***** RECORDS SUPPLIED *****

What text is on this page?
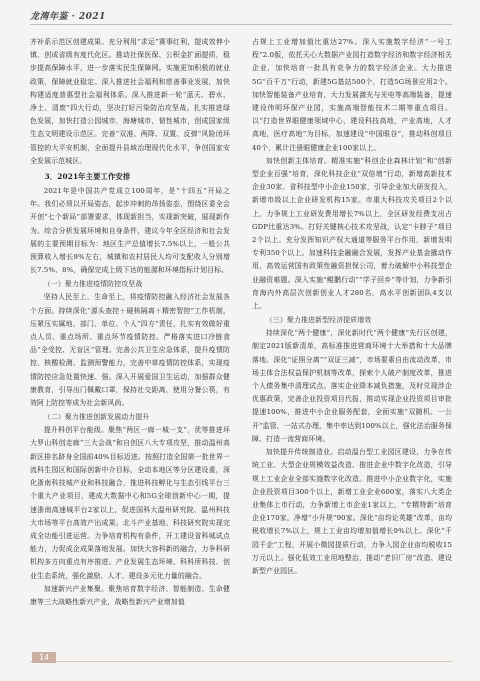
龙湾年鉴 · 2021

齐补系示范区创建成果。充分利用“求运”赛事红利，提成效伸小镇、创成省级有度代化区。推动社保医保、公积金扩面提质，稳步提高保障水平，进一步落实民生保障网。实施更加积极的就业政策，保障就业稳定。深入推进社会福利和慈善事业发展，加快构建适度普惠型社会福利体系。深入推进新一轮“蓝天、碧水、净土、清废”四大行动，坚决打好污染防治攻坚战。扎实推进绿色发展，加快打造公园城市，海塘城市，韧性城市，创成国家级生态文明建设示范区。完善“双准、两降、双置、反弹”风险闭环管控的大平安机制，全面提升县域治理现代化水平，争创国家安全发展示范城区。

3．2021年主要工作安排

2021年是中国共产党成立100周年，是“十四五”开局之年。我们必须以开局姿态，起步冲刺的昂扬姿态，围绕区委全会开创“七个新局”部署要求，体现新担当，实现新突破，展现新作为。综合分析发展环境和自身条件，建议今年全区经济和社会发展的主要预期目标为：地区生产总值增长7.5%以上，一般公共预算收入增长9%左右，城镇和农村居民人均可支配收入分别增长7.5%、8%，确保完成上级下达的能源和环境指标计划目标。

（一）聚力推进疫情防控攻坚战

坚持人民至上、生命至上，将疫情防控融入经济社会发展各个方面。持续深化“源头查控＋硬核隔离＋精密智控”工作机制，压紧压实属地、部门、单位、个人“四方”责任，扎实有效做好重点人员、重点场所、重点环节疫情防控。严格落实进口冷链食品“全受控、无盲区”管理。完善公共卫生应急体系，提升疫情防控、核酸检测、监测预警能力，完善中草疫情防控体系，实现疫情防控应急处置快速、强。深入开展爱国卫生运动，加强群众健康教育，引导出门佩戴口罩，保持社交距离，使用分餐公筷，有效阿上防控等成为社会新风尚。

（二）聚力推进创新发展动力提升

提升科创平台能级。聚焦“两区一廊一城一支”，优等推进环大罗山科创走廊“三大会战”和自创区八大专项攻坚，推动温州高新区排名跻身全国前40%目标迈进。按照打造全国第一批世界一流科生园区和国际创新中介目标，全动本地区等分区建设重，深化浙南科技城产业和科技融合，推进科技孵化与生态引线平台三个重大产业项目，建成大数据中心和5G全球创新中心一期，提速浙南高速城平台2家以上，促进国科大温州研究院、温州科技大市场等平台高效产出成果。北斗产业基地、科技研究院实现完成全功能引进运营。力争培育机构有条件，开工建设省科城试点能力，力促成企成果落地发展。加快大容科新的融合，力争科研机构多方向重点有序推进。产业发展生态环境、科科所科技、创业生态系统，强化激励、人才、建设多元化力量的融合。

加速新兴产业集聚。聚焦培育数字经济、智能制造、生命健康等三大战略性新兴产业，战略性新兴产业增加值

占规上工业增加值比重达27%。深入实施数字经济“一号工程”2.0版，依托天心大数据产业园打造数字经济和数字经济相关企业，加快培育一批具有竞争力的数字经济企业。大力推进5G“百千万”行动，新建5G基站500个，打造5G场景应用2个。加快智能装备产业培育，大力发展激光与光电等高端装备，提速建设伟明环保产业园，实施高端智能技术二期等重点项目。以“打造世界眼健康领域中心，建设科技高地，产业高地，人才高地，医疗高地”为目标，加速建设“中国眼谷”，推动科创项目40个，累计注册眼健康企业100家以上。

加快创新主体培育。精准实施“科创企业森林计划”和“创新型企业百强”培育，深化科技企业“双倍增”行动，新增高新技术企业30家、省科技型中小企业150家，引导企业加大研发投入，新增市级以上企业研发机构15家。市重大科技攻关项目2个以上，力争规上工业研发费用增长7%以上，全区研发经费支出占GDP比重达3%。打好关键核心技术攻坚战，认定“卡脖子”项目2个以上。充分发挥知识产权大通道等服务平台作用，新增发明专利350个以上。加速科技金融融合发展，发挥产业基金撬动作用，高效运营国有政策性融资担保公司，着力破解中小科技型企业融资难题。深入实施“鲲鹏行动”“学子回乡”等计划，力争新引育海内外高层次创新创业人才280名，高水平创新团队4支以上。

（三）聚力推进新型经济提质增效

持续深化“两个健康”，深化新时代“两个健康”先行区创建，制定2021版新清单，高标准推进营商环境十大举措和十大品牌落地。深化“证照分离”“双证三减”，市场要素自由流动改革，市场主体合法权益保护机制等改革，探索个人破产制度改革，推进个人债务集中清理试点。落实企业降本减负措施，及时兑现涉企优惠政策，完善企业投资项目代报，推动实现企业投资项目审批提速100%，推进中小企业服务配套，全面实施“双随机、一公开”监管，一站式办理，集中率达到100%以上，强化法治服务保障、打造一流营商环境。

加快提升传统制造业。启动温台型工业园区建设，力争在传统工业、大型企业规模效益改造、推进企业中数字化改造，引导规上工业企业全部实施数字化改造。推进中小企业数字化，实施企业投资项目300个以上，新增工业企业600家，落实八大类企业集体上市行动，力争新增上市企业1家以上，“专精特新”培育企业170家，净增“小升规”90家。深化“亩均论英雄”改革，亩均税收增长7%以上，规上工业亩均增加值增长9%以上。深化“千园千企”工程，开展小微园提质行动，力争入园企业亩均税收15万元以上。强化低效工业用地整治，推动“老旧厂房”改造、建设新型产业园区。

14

*****

→ YOUR OBJECTIVE
Only the count is needed: the number of lines in the data that include the word "持续深化".

→ TASK SOLUTION
2